** START **

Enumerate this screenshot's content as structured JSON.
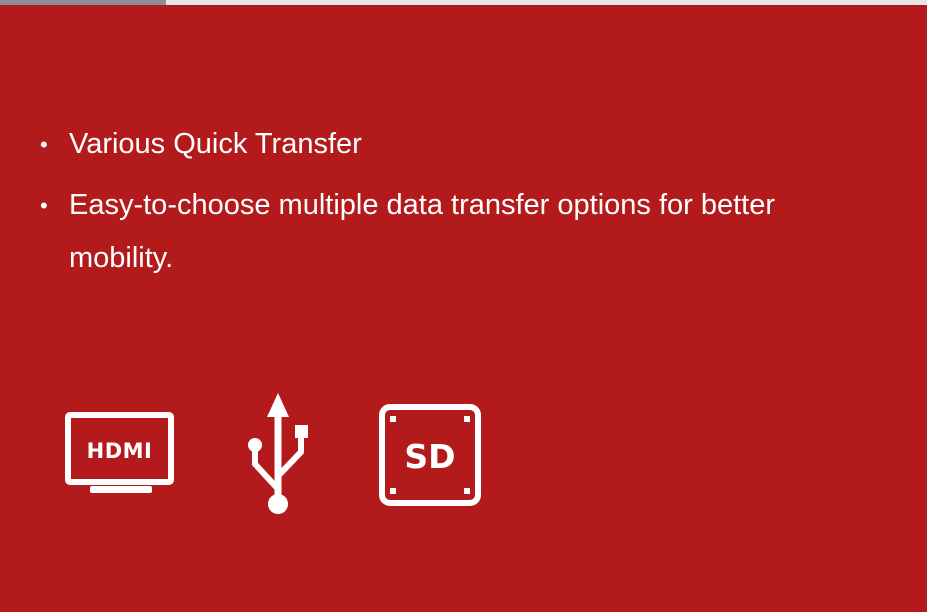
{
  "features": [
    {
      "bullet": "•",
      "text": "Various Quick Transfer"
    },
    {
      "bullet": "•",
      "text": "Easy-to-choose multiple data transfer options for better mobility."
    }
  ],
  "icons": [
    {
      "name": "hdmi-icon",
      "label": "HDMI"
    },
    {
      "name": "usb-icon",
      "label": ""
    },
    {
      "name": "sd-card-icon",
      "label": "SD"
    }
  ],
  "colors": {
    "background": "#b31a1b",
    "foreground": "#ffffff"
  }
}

** END **
** START **

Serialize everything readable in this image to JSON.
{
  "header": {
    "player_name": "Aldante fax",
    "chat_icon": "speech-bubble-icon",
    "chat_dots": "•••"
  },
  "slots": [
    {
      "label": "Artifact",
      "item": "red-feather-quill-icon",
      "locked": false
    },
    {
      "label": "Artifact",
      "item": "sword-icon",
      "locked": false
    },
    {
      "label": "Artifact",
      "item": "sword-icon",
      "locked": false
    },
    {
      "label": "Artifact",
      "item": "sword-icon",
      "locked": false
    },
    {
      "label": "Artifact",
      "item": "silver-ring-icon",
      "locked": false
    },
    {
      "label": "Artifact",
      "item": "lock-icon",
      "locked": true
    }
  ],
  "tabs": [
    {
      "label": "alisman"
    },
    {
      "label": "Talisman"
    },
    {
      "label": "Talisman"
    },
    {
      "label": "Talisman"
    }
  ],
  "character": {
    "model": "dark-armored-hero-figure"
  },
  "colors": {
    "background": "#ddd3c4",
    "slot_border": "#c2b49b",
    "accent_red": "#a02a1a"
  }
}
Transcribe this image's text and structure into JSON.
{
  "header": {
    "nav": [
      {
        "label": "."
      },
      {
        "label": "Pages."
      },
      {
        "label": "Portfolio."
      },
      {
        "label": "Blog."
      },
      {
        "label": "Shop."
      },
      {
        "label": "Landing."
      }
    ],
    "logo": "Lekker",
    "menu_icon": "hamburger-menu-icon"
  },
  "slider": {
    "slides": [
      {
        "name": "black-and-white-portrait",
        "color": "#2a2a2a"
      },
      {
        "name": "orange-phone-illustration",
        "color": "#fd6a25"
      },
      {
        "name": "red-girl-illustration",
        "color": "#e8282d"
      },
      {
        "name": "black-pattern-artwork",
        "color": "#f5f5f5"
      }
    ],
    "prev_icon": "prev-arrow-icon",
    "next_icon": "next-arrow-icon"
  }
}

** END **

*The exercise*
Find how many lines in the records contain the string "illustration", then give the number alone.

*Reply*
2